§ Supplied records:
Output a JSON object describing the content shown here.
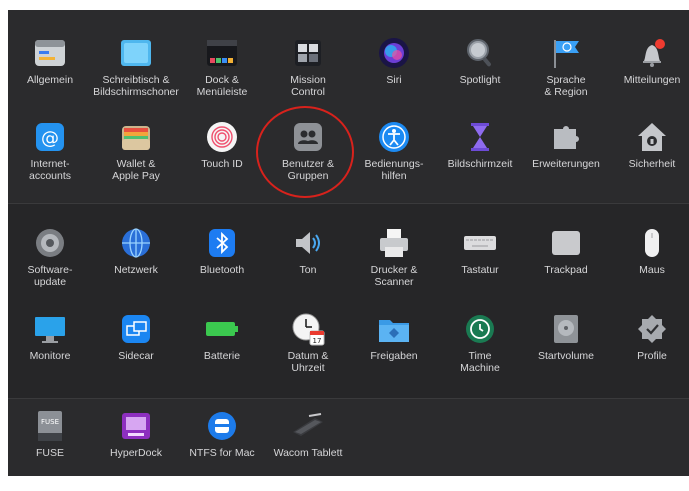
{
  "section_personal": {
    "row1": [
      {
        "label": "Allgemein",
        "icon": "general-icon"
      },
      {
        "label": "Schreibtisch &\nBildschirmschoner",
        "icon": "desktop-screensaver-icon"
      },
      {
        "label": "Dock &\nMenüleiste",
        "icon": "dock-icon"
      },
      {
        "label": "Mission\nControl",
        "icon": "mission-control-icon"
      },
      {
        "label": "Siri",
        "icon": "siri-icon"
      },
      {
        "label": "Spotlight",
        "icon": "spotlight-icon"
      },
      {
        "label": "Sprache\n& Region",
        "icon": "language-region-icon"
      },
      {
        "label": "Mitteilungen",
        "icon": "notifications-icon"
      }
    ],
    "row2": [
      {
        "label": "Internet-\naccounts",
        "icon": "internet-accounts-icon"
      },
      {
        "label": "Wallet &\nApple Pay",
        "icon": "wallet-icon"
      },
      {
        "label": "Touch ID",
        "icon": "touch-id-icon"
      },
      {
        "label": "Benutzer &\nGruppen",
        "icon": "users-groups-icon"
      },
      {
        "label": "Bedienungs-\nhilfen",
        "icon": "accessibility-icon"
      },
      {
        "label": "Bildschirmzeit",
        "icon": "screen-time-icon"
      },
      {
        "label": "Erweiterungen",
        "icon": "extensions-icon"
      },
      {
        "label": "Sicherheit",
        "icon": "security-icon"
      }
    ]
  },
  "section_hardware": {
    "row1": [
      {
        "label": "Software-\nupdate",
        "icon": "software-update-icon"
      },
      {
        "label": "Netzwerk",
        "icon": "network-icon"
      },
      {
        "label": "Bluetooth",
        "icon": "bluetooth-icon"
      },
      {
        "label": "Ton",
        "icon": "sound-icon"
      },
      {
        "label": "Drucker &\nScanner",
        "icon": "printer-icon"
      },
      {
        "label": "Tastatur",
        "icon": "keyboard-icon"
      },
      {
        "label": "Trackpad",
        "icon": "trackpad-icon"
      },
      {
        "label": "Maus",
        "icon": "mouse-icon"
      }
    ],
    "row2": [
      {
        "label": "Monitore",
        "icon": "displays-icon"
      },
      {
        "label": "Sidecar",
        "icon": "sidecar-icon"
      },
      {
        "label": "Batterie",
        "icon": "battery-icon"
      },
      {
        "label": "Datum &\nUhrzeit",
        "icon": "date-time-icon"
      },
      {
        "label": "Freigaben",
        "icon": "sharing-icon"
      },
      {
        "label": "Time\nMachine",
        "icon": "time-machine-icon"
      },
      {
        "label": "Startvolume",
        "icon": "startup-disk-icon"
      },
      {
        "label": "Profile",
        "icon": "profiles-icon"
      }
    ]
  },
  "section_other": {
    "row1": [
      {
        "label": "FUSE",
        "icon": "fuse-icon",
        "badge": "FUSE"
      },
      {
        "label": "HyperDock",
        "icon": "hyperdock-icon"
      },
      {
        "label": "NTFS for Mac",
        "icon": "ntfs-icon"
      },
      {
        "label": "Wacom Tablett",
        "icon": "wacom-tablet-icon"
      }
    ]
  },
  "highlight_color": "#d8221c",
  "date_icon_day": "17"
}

§ Written task: Quote every record above exactly, omitting any pictures they contain.

§ Problem solution:
Output a JSON object describing the content shown here.
{
  "section_personal": {
    "row1": [
      {
        "label": "Allgemein",
        "icon": "general-icon"
      },
      {
        "label": "Schreibtisch &\nBildschirmschoner",
        "icon": "desktop-screensaver-icon"
      },
      {
        "label": "Dock &\nMenüleiste",
        "icon": "dock-icon"
      },
      {
        "label": "Mission\nControl",
        "icon": "mission-control-icon"
      },
      {
        "label": "Siri",
        "icon": "siri-icon"
      },
      {
        "label": "Spotlight",
        "icon": "spotlight-icon"
      },
      {
        "label": "Sprache\n& Region",
        "icon": "language-region-icon"
      },
      {
        "label": "Mitteilungen",
        "icon": "notifications-icon"
      }
    ],
    "row2": [
      {
        "label": "Internet-\naccounts",
        "icon": "internet-accounts-icon"
      },
      {
        "label": "Wallet &\nApple Pay",
        "icon": "wallet-icon"
      },
      {
        "label": "Touch ID",
        "icon": "touch-id-icon"
      },
      {
        "label": "Benutzer &\nGruppen",
        "icon": "users-groups-icon"
      },
      {
        "label": "Bedienungs-\nhilfen",
        "icon": "accessibility-icon"
      },
      {
        "label": "Bildschirmzeit",
        "icon": "screen-time-icon"
      },
      {
        "label": "Erweiterungen",
        "icon": "extensions-icon"
      },
      {
        "label": "Sicherheit",
        "icon": "security-icon"
      }
    ]
  },
  "section_hardware": {
    "row1": [
      {
        "label": "Software-\nupdate",
        "icon": "software-update-icon"
      },
      {
        "label": "Netzwerk",
        "icon": "network-icon"
      },
      {
        "label": "Bluetooth",
        "icon": "bluetooth-icon"
      },
      {
        "label": "Ton",
        "icon": "sound-icon"
      },
      {
        "label": "Drucker &\nScanner",
        "icon": "printer-icon"
      },
      {
        "label": "Tastatur",
        "icon": "keyboard-icon"
      },
      {
        "label": "Trackpad",
        "icon": "trackpad-icon"
      },
      {
        "label": "Maus",
        "icon": "mouse-icon"
      }
    ],
    "row2": [
      {
        "label": "Monitore",
        "icon": "displays-icon"
      },
      {
        "label": "Sidecar",
        "icon": "sidecar-icon"
      },
      {
        "label": "Batterie",
        "icon": "battery-icon"
      },
      {
        "label": "Datum &\nUhrzeit",
        "icon": "date-time-icon"
      },
      {
        "label": "Freigaben",
        "icon": "sharing-icon"
      },
      {
        "label": "Time\nMachine",
        "icon": "time-machine-icon"
      },
      {
        "label": "Startvolume",
        "icon": "startup-disk-icon"
      },
      {
        "label": "Profile",
        "icon": "profiles-icon"
      }
    ]
  },
  "section_other": {
    "row1": [
      {
        "label": "FUSE",
        "icon": "fuse-icon",
        "badge": "FUSE"
      },
      {
        "label": "HyperDock",
        "icon": "hyperdock-icon"
      },
      {
        "label": "NTFS for Mac",
        "icon": "ntfs-icon"
      },
      {
        "label": "Wacom Tablett",
        "icon": "wacom-tablet-icon"
      }
    ]
  },
  "highlight_color": "#d8221c",
  "date_icon_day": "17"
}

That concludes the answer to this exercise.